# What is required
Below are some entries. Work out how many of their lines hold the word "Graphical", and write that number alone.

Raw records

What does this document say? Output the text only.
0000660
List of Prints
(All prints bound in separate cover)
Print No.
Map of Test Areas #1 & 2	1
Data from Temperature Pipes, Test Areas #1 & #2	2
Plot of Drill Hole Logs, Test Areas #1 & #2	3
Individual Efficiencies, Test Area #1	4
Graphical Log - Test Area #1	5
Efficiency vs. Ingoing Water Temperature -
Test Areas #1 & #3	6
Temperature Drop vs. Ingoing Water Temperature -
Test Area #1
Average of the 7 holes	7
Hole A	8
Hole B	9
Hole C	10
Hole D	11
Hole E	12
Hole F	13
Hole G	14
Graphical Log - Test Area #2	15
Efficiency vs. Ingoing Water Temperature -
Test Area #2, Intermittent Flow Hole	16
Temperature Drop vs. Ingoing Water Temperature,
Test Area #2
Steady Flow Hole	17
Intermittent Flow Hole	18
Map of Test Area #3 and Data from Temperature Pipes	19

# Exercise response
2